# EXERCISE PROMPT
Write the next part of the post on Neanderthal hunting, picking up after its final sentence.

MA suggests using Heroic Spear-Fighting for Celts, and from what I've read, I'd have to agree.

FWIW, I wrote up this Ice Age martial art a while ago. It's based on the current archaeological understanding of Neanderthal hunting tactics.

Quote:
Neanderthal Hunting
Unlike their neighbors and rivals, the Cro-Magnon Man, Neanderthals never used ranged weapons to hunt. Their spears were heavy and not designed to be thrown, they killed the dangerous ice age mega-fauna up close and personal, relying on their strength and intelligence to out fight much larger prey. Getting out of the way of charging beasts would have been paramount to survival, for this they would have used acrobatic dodges and the Evade maneuver. Alternately the Neanderthal may “brace for a stop-thrust” (B366). One tactic may have been for one group of Neanderthals to use screams and shouts to drive their prey into a waiting group of hidden Neanderthals. Many Neanderthal probably carried a knife, but these would have been worthless against a large mammal of the sort they hunted, useful only for coup-de-grace against an injured target or as a weapon of last resort.

# DATA BLOCK
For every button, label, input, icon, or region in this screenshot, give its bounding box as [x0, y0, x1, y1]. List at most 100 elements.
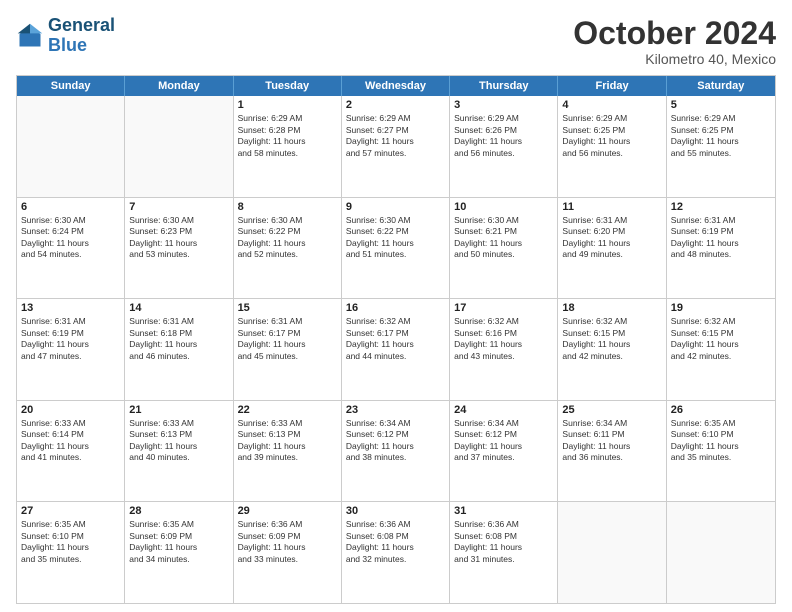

# ANSWER TO THE PROBLEM
Skills: Acrobatics, Running, Spear, Stealth
Techniques: Attack from Above, Close Combat (Spear), Evade (Acrobatics), Retain Weapon (Spear), Targeted Attack (Spear Thrust/Vitals, Vs. Quadrupeds)
Cinematic Skills: Kiai, Power Blow
Cinematic Techniques: Roll with Blow, Springing Attack
Perks: Special Exercises (DR 1 with Tough Skin), Special Exercises (Striking ST +1), Sure Footed (Uneven), Teamwork (Neanderthal Hunting)

Optional:
Axe/Mace, Camouflage, Knife, Tracking, Wrestling
A Cro-Magnon Martial Art might look something like this:

Quote:
Cro-Magnon Hunting

The primary hunting tool of Ice Age H. Sapiens was the Atlatl (spear-thrower). This powerful weapon would be used at a range, probably from hiding. For close quarters self-defense Cro-Magnon Man would probably either use the Atlatl dart as a melee spear or switch to the knife or axe.
Atlatls were in many ways a better weapon for hunting mega fauna than the bow (invented much later than the Atlatl, but present in some regions for most of the last ice age), what it lost in range, rate of fire, and accuracy, it made up in raw power.
It nevertheless probably took several hunters working in in coordination to bring down a mammoth or wholly rhino.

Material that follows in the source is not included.